- **WRITTEN REQUEST**
Transcribe each line of the material as it is, and drop any picture.

- **PROVIDED DATA**
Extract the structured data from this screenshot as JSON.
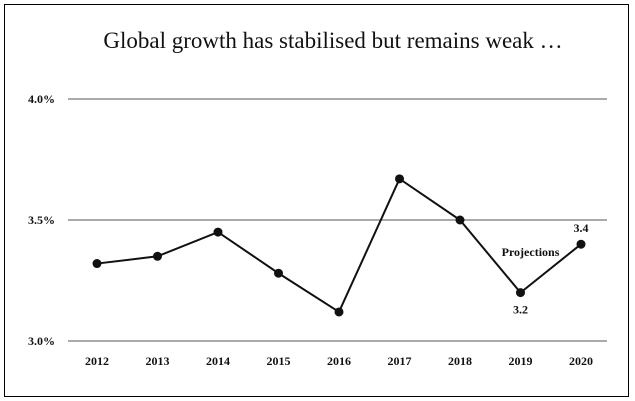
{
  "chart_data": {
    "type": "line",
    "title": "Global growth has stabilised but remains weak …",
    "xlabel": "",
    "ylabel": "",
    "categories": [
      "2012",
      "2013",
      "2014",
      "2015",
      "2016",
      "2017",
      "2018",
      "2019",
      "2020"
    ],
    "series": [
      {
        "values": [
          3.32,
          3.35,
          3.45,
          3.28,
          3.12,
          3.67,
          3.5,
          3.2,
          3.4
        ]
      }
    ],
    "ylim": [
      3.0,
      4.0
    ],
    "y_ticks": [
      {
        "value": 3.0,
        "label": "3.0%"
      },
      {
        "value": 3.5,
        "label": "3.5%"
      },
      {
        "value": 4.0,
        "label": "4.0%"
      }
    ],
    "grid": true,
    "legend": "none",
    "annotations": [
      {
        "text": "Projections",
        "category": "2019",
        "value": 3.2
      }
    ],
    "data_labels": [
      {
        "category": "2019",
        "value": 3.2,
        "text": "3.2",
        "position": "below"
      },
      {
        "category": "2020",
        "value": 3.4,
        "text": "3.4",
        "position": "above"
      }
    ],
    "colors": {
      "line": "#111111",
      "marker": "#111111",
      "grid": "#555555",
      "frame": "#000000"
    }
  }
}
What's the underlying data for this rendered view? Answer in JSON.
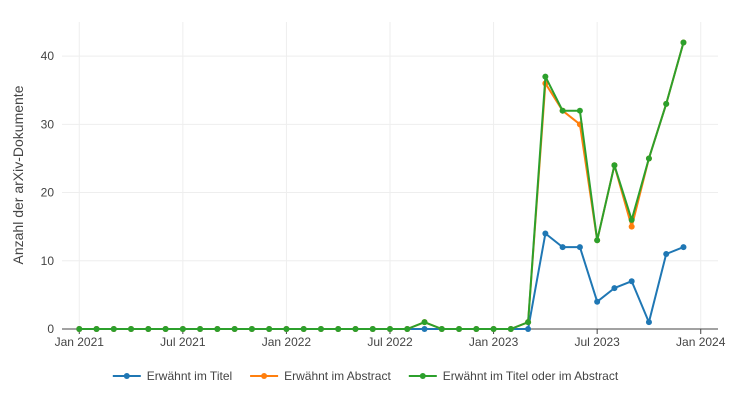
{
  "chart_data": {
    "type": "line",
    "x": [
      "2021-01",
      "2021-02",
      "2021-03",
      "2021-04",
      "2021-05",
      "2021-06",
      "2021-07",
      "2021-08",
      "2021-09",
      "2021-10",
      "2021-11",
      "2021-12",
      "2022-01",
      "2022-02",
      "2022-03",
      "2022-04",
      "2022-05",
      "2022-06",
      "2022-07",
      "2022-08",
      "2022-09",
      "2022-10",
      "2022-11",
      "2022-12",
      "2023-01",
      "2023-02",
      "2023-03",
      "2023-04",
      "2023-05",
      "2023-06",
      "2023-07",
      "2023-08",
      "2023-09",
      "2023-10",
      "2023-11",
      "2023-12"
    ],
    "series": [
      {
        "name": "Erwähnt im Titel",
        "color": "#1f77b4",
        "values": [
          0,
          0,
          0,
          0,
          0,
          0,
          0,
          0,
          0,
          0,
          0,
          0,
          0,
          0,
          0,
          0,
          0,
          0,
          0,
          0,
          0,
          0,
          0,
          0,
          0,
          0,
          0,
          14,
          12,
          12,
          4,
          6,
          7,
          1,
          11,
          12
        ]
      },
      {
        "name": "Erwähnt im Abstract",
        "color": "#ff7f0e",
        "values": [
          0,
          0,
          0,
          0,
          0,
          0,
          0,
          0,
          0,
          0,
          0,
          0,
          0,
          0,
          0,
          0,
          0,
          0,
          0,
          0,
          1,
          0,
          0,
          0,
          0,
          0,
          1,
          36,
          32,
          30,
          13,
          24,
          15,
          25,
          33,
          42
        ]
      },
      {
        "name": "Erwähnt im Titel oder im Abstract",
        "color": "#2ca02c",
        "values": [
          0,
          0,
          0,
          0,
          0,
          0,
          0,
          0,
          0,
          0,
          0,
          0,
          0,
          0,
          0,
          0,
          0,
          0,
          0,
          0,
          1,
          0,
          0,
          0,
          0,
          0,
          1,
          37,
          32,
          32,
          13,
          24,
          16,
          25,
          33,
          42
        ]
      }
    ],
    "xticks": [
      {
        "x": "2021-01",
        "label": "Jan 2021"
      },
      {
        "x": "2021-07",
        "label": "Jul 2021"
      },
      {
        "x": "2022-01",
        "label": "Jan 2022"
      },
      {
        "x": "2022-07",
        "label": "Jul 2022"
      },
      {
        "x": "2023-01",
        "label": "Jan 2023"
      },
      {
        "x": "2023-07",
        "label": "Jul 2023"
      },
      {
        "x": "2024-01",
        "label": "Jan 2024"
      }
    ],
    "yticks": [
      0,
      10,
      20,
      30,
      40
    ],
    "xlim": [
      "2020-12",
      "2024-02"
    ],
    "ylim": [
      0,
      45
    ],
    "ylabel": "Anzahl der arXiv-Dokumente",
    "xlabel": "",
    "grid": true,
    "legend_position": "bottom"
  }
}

- **RESULT OF THE EXERCISE**
Extract the structured data from this screenshot as JSON.
{
  "chart_data": {
    "type": "line",
    "title": "Global growth has stabilised but remains weak …",
    "xlabel": "",
    "ylabel": "",
    "categories": [
      "2012",
      "2013",
      "2014",
      "2015",
      "2016",
      "2017",
      "2018",
      "2019",
      "2020"
    ],
    "series": [
      {
        "values": [
          3.32,
          3.35,
          3.45,
          3.28,
          3.12,
          3.67,
          3.5,
          3.2,
          3.4
        ]
      }
    ],
    "ylim": [
      3.0,
      4.0
    ],
    "y_ticks": [
      {
        "value": 3.0,
        "label": "3.0%"
      },
      {
        "value": 3.5,
        "label": "3.5%"
      },
      {
        "value": 4.0,
        "label": "4.0%"
      }
    ],
    "grid": true,
    "legend": "none",
    "annotations": [
      {
        "text": "Projections",
        "category": "2019",
        "value": 3.2
      }
    ],
    "data_labels": [
      {
        "category": "2019",
        "value": 3.2,
        "text": "3.2",
        "position": "below"
      },
      {
        "category": "2020",
        "value": 3.4,
        "text": "3.4",
        "position": "above"
      }
    ],
    "colors": {
      "line": "#111111",
      "marker": "#111111",
      "grid": "#555555",
      "frame": "#000000"
    }
  }
}
What's the underlying data for this rendered view? Answer in JSON.
{
  "chart_data": {
    "type": "line",
    "x": [
      "2021-01",
      "2021-02",
      "2021-03",
      "2021-04",
      "2021-05",
      "2021-06",
      "2021-07",
      "2021-08",
      "2021-09",
      "2021-10",
      "2021-11",
      "2021-12",
      "2022-01",
      "2022-02",
      "2022-03",
      "2022-04",
      "2022-05",
      "2022-06",
      "2022-07",
      "2022-08",
      "2022-09",
      "2022-10",
      "2022-11",
      "2022-12",
      "2023-01",
      "2023-02",
      "2023-03",
      "2023-04",
      "2023-05",
      "2023-06",
      "2023-07",
      "2023-08",
      "2023-09",
      "2023-10",
      "2023-11",
      "2023-12"
    ],
    "series": [
      {
        "name": "Erwähnt im Titel",
        "color": "#1f77b4",
        "values": [
          0,
          0,
          0,
          0,
          0,
          0,
          0,
          0,
          0,
          0,
          0,
          0,
          0,
          0,
          0,
          0,
          0,
          0,
          0,
          0,
          0,
          0,
          0,
          0,
          0,
          0,
          0,
          14,
          12,
          12,
          4,
          6,
          7,
          1,
          11,
          12
        ]
      },
      {
        "name": "Erwähnt im Abstract",
        "color": "#ff7f0e",
        "values": [
          0,
          0,
          0,
          0,
          0,
          0,
          0,
          0,
          0,
          0,
          0,
          0,
          0,
          0,
          0,
          0,
          0,
          0,
          0,
          0,
          1,
          0,
          0,
          0,
          0,
          0,
          1,
          36,
          32,
          30,
          13,
          24,
          15,
          25,
          33,
          42
        ]
      },
      {
        "name": "Erwähnt im Titel oder im Abstract",
        "color": "#2ca02c",
        "values": [
          0,
          0,
          0,
          0,
          0,
          0,
          0,
          0,
          0,
          0,
          0,
          0,
          0,
          0,
          0,
          0,
          0,
          0,
          0,
          0,
          1,
          0,
          0,
          0,
          0,
          0,
          1,
          37,
          32,
          32,
          13,
          24,
          16,
          25,
          33,
          42
        ]
      }
    ],
    "xticks": [
      {
        "x": "2021-01",
        "label": "Jan 2021"
      },
      {
        "x": "2021-07",
        "label": "Jul 2021"
      },
      {
        "x": "2022-01",
        "label": "Jan 2022"
      },
      {
        "x": "2022-07",
        "label": "Jul 2022"
      },
      {
        "x": "2023-01",
        "label": "Jan 2023"
      },
      {
        "x": "2023-07",
        "label": "Jul 2023"
      },
      {
        "x": "2024-01",
        "label": "Jan 2024"
      }
    ],
    "yticks": [
      0,
      10,
      20,
      30,
      40
    ],
    "xlim": [
      "2020-12",
      "2024-02"
    ],
    "ylim": [
      0,
      45
    ],
    "ylabel": "Anzahl der arXiv-Dokumente",
    "xlabel": "",
    "grid": true,
    "legend_position": "bottom"
  }
}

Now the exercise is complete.